[start DATASET ROWS]

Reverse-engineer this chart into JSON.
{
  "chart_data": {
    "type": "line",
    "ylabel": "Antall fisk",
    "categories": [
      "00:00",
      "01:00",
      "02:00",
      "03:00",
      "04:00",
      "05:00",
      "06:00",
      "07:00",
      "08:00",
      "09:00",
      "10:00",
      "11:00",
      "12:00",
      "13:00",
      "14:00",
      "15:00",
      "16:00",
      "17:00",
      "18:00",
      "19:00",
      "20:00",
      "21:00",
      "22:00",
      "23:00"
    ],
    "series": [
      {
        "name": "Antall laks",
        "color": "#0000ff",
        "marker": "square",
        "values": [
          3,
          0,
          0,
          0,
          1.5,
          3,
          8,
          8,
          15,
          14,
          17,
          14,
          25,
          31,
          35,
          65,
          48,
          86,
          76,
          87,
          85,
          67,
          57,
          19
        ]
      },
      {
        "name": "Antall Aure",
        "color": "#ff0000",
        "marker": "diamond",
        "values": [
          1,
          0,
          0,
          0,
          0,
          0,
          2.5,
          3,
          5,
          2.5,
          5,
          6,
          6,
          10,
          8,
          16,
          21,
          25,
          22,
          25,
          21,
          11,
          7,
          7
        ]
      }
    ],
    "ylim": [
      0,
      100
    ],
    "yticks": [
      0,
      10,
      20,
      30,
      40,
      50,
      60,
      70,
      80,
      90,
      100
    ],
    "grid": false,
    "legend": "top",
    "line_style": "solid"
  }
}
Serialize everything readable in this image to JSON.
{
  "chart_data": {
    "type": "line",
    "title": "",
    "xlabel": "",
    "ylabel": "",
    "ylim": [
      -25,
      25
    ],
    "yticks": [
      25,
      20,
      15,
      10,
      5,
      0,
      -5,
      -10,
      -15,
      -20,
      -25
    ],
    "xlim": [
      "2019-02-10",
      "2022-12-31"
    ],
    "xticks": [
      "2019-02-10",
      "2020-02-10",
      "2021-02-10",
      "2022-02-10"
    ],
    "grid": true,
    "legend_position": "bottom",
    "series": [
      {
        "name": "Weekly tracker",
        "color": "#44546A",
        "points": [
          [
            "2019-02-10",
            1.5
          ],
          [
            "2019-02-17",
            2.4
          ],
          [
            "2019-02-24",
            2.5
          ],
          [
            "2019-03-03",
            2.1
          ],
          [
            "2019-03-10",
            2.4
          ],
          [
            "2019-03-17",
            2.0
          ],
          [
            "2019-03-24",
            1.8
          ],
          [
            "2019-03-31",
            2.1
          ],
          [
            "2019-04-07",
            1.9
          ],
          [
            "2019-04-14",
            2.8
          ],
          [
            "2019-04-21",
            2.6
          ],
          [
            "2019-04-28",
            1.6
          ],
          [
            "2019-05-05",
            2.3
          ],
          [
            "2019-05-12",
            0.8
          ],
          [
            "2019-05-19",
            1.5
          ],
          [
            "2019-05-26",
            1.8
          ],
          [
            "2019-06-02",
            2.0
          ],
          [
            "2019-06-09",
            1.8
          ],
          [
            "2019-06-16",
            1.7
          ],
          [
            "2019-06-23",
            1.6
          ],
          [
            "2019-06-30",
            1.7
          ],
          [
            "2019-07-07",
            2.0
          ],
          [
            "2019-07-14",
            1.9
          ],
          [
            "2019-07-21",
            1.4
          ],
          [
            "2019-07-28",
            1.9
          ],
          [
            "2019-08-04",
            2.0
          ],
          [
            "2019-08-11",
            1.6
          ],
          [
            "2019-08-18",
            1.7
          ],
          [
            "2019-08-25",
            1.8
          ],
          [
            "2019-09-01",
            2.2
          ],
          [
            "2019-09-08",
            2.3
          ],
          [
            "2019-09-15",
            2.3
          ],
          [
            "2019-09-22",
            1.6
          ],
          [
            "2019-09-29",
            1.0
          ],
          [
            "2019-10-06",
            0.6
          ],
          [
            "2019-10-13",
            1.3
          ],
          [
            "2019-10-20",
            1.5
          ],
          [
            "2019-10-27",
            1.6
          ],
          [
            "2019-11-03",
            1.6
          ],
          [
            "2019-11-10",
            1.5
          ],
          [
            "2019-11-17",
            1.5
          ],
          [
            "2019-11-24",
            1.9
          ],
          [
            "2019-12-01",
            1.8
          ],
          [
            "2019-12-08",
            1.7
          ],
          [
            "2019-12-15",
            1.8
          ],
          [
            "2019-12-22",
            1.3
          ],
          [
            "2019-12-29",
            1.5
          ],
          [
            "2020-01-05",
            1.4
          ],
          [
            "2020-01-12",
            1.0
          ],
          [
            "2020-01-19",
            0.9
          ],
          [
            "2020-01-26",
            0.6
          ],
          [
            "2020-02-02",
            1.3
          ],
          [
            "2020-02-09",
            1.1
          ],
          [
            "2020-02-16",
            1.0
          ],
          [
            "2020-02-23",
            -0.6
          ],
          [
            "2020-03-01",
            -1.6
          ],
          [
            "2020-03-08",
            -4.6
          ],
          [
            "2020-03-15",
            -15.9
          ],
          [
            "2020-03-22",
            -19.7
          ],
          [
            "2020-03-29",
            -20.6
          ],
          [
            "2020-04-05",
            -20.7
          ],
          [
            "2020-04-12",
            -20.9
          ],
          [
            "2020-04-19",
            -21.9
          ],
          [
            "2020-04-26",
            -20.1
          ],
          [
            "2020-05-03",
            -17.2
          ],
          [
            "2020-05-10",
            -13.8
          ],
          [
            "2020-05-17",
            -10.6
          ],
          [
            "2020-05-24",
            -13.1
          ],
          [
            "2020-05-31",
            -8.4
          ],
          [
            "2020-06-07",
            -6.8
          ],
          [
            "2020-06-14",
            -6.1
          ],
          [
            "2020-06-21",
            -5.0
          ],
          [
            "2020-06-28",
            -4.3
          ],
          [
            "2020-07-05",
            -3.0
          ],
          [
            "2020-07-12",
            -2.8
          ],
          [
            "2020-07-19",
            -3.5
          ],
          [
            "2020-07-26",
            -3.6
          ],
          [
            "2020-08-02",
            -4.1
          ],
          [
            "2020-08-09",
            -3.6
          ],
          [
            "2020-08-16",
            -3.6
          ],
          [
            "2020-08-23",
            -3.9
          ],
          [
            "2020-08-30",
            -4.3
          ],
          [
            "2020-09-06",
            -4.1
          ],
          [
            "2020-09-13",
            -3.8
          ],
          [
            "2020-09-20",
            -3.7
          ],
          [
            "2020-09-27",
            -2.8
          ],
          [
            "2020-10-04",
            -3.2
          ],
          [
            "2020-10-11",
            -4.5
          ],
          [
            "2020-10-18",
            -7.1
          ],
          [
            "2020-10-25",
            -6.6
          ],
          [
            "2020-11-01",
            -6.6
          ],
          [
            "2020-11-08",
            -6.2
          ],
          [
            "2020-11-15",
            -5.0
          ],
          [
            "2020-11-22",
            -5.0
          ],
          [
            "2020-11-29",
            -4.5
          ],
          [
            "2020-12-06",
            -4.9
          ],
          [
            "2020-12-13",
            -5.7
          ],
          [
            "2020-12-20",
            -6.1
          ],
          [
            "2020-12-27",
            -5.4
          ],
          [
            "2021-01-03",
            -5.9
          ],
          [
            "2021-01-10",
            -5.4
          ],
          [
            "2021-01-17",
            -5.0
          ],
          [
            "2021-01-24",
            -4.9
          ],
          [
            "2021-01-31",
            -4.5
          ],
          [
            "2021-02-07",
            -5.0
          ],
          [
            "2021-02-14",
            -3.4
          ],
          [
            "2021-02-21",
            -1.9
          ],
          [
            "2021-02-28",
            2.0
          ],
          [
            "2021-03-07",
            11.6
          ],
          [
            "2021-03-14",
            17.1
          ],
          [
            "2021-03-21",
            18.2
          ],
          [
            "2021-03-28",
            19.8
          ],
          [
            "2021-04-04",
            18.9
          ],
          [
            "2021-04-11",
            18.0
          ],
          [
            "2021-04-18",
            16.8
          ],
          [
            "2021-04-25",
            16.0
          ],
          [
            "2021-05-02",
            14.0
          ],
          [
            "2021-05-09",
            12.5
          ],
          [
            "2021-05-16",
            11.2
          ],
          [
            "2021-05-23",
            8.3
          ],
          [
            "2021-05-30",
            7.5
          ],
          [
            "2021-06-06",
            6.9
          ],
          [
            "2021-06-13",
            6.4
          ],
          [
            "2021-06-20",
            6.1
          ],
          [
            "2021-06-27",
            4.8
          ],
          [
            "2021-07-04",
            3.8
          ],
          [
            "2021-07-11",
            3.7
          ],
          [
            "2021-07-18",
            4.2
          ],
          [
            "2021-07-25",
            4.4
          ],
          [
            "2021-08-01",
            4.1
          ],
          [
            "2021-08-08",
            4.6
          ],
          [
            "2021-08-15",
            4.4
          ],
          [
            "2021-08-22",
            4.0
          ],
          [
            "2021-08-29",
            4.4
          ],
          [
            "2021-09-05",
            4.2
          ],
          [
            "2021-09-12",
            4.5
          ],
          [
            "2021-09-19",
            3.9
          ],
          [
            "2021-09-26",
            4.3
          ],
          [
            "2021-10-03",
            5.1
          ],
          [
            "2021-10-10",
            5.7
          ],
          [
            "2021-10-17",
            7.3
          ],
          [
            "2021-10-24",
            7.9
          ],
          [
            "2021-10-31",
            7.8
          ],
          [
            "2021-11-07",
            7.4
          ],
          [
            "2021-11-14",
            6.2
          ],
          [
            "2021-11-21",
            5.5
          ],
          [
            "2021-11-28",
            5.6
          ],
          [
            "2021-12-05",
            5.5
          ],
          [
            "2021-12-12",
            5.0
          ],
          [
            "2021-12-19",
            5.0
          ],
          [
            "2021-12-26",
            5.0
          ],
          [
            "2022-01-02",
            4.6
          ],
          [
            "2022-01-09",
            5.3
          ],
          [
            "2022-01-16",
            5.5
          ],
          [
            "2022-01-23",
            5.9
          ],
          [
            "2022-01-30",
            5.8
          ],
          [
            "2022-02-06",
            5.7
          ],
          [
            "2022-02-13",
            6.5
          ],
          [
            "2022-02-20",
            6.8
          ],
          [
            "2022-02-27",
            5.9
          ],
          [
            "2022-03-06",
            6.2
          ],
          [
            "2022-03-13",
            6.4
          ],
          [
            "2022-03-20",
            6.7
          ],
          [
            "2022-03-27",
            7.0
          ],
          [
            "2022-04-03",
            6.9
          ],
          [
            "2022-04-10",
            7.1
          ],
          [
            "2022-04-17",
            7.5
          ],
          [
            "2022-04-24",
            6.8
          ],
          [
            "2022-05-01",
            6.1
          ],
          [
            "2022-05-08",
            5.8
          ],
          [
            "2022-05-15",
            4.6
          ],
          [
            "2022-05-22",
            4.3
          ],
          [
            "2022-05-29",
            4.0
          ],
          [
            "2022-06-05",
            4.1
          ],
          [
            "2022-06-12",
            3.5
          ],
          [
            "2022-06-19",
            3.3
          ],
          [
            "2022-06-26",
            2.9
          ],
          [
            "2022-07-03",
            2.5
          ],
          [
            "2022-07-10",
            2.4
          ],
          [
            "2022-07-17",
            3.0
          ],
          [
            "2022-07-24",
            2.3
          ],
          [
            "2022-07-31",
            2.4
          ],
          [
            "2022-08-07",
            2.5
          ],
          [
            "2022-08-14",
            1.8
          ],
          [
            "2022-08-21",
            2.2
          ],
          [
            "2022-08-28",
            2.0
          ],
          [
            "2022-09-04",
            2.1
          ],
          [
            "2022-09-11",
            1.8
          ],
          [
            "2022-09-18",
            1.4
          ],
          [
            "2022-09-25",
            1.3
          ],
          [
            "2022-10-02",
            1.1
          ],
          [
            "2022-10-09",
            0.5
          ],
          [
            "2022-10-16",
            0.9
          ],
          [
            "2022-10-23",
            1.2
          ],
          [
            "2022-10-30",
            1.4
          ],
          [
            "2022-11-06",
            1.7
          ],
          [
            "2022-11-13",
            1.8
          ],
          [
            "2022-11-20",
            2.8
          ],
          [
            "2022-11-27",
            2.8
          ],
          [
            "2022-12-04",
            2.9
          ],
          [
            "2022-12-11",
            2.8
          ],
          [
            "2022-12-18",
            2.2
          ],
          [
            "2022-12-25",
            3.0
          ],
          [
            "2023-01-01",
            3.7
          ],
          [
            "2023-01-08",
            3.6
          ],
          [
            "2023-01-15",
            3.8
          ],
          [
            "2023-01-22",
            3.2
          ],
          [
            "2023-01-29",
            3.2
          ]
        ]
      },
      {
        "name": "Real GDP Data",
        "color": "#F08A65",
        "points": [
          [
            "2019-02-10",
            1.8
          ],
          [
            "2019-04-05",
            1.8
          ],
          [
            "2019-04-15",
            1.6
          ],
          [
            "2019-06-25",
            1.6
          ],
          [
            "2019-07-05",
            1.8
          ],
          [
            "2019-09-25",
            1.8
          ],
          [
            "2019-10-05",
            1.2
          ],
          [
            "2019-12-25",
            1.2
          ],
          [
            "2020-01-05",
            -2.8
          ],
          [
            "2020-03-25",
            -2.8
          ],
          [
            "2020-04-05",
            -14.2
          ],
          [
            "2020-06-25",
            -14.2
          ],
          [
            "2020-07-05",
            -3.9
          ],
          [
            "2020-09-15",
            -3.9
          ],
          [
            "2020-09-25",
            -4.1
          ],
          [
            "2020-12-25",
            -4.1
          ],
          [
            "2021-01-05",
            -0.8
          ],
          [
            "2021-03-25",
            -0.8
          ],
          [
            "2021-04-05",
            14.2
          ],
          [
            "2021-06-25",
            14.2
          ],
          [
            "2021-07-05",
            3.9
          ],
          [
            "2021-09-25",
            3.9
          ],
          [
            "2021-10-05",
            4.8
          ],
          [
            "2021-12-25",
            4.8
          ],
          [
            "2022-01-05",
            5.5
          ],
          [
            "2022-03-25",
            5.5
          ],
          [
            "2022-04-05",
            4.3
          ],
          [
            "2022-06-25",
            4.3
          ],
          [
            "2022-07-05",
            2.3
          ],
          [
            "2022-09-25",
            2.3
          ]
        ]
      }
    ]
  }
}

[end DATASET ROWS]

- PROBLEM
List each line of the records that holds the string "color".

- THE ANSWER
        "color": "#0000ff",
        "color": "#ff0000",
        "color": "#44546A",
        "color": "#F08A65",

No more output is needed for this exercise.